PROVIDED RECORDS:
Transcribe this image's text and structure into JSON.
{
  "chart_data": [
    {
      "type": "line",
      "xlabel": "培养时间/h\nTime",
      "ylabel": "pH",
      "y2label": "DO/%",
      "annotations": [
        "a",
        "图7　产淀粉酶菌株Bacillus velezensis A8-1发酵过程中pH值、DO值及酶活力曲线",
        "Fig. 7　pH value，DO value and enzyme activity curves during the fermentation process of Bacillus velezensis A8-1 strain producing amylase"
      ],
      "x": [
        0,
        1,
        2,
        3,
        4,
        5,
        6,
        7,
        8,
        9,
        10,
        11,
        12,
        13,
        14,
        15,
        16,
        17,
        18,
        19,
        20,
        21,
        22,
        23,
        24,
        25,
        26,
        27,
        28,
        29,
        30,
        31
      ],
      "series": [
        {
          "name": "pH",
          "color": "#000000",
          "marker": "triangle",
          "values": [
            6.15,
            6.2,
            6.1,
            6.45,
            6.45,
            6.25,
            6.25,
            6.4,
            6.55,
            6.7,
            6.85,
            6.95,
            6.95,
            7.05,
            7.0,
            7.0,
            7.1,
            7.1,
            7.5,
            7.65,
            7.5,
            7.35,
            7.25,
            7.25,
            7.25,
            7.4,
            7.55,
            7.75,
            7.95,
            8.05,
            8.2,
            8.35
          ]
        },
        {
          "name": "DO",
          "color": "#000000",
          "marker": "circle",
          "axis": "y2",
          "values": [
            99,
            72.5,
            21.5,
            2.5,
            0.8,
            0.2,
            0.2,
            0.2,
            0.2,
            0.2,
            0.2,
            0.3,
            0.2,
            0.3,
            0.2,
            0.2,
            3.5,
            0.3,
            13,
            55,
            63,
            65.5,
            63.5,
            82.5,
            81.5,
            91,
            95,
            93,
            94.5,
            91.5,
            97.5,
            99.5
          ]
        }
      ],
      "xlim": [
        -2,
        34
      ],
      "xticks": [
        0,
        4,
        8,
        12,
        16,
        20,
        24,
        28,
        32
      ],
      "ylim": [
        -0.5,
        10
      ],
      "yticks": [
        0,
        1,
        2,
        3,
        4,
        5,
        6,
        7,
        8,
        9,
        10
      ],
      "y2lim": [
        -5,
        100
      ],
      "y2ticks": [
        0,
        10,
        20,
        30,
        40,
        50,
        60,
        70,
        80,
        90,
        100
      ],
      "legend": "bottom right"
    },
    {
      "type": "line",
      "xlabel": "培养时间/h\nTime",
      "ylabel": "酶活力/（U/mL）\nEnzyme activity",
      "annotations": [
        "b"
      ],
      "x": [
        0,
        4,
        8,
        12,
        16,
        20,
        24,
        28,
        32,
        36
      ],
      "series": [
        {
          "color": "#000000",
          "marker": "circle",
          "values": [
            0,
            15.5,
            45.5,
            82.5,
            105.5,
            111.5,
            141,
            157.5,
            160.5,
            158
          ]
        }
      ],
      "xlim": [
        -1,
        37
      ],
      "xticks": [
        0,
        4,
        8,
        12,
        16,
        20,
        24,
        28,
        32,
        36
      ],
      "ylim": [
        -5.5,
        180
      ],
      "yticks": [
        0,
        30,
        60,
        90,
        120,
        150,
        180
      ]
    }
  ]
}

---

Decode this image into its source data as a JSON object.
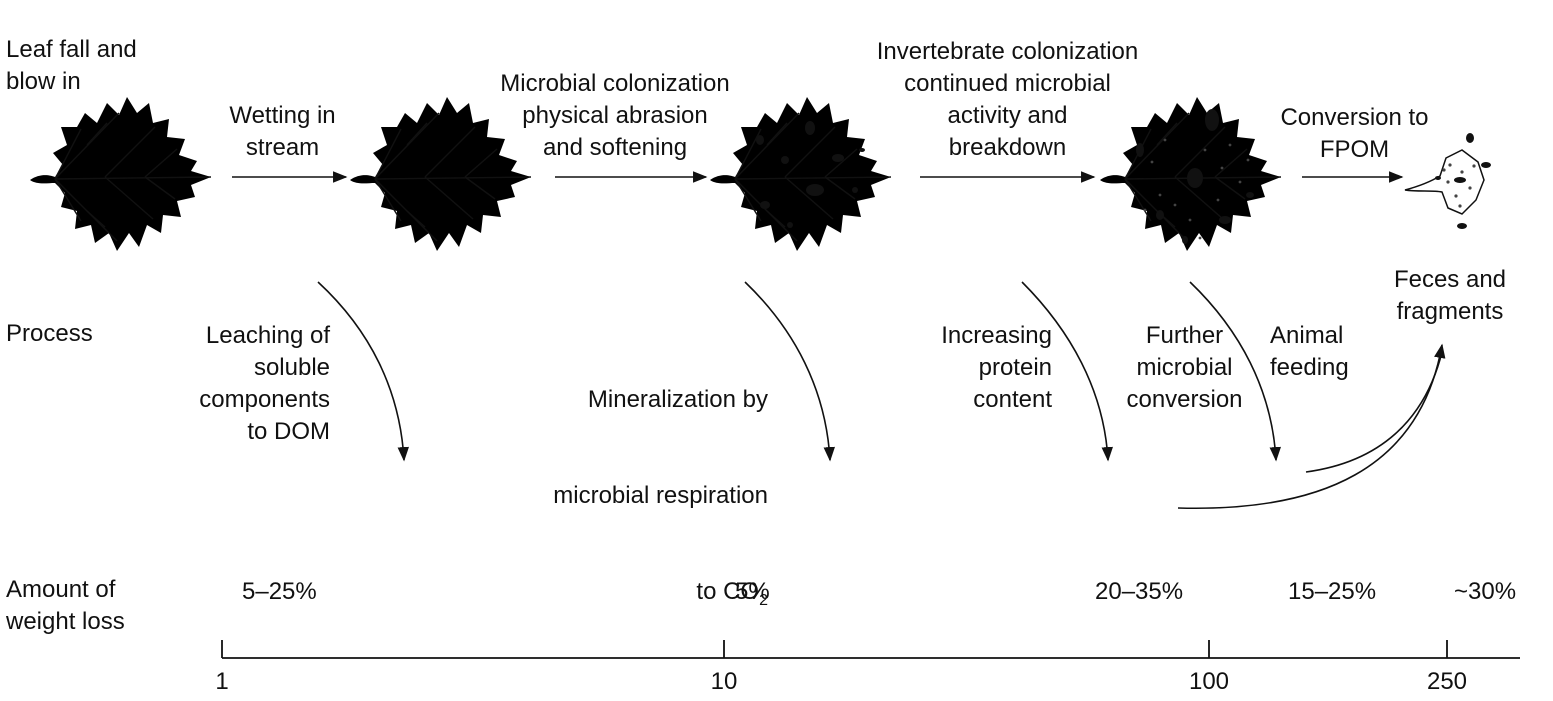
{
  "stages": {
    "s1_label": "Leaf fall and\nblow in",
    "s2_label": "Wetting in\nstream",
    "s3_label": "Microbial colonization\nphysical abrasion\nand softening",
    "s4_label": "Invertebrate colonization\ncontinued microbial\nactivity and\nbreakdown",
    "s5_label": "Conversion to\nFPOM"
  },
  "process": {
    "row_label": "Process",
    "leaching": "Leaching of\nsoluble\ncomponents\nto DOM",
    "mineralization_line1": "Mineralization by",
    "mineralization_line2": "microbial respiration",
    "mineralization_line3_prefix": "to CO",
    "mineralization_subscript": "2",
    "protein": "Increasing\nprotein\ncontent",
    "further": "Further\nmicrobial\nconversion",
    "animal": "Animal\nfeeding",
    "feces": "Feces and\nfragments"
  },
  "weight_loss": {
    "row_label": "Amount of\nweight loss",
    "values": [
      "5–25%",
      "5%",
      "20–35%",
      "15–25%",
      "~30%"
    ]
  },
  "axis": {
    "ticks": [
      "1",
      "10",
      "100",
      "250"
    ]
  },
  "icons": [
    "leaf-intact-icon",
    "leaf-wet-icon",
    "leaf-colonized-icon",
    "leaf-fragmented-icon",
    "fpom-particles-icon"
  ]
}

--

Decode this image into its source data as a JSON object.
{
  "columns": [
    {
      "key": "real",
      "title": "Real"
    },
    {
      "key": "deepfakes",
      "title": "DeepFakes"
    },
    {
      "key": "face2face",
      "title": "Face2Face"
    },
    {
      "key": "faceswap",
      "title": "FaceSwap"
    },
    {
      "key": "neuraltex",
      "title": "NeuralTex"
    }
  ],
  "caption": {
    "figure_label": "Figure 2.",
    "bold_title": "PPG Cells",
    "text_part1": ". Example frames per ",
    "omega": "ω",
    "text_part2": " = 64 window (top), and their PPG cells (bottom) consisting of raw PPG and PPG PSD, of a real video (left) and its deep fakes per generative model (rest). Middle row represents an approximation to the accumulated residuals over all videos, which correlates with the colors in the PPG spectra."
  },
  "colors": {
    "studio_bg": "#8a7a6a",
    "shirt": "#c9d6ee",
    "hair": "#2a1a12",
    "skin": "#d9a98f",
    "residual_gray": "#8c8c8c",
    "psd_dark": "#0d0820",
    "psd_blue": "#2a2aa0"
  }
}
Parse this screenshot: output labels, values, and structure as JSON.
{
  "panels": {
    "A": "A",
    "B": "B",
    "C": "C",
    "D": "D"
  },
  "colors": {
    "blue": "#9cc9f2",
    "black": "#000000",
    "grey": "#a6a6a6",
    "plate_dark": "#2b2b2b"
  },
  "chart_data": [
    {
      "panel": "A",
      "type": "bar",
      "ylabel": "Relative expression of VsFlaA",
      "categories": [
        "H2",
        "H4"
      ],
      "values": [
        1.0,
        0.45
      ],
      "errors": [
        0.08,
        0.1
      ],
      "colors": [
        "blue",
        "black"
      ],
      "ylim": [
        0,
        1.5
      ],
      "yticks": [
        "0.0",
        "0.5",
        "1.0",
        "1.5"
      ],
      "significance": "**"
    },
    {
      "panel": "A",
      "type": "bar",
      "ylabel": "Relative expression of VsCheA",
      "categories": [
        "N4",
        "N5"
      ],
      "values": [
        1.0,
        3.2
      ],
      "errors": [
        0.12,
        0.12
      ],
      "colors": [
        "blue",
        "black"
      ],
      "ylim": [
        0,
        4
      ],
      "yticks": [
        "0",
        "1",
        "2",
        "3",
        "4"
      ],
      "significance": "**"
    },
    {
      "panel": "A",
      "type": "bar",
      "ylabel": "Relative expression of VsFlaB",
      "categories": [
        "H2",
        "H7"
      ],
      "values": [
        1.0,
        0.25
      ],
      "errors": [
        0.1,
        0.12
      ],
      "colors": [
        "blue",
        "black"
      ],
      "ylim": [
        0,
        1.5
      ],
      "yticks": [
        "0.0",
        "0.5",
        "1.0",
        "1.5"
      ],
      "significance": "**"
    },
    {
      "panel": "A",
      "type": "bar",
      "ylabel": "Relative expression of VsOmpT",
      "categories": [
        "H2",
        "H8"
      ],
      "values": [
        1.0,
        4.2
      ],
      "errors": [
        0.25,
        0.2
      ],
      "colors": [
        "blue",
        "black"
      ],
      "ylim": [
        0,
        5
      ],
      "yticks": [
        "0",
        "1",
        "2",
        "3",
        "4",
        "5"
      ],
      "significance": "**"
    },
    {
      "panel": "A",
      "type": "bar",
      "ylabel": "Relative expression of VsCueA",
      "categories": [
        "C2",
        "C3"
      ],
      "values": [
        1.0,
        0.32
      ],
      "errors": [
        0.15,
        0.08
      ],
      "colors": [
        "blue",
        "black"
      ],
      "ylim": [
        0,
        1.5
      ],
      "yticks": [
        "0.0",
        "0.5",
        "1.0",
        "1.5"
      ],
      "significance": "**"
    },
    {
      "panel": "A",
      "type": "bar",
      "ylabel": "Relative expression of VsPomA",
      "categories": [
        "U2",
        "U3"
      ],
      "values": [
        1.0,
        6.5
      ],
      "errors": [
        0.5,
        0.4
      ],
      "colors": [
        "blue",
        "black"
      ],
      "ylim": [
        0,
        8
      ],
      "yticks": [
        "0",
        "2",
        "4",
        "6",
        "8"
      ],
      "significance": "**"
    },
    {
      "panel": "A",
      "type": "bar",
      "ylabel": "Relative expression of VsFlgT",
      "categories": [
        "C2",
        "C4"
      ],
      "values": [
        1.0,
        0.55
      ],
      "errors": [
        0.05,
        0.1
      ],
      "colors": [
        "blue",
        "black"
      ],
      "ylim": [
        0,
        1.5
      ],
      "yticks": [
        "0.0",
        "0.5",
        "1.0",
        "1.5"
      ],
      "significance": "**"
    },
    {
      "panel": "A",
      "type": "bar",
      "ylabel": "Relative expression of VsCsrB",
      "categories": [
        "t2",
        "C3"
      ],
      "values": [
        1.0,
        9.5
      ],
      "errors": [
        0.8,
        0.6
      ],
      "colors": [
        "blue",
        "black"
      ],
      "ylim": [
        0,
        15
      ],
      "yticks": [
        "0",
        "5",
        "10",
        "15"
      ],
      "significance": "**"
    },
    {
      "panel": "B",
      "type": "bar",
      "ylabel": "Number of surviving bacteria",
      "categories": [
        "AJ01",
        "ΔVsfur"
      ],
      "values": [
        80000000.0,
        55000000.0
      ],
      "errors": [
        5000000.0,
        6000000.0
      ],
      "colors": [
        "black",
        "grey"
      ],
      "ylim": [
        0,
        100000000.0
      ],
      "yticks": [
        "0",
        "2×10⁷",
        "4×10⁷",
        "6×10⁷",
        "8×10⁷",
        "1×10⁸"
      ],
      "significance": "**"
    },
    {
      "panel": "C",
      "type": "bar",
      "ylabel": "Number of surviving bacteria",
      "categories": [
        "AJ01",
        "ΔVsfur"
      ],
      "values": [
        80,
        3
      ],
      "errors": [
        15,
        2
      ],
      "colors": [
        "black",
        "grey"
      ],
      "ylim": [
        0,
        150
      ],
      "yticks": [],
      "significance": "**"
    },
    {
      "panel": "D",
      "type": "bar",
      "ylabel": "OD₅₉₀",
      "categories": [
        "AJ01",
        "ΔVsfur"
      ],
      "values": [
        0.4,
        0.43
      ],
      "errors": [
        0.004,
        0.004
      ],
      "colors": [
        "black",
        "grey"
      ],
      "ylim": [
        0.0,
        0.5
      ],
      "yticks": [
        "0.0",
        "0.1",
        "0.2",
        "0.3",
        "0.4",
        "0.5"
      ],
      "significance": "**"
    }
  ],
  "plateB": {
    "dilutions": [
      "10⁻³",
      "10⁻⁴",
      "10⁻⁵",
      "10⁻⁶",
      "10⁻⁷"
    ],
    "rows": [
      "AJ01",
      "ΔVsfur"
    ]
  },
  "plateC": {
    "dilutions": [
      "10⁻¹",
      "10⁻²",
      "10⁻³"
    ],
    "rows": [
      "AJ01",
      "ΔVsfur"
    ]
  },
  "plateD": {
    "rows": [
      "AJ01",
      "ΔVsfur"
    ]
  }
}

WHAT THE TASK ASKS:
Search the listing for the string "Relative". Copy each line where it is found.

TASK OUTPUT:
      "ylabel": "Relative expression of VsFlaA",
      "ylabel": "Relative expression of VsCheA",
      "ylabel": "Relative expression of VsFlaB",
      "ylabel": "Relative expression of VsOmpT",
      "ylabel": "Relative expression of VsCueA",
      "ylabel": "Relative expression of VsPomA",
      "ylabel": "Relative expression of VsFlgT",
      "ylabel": "Relative expression of VsCsrB",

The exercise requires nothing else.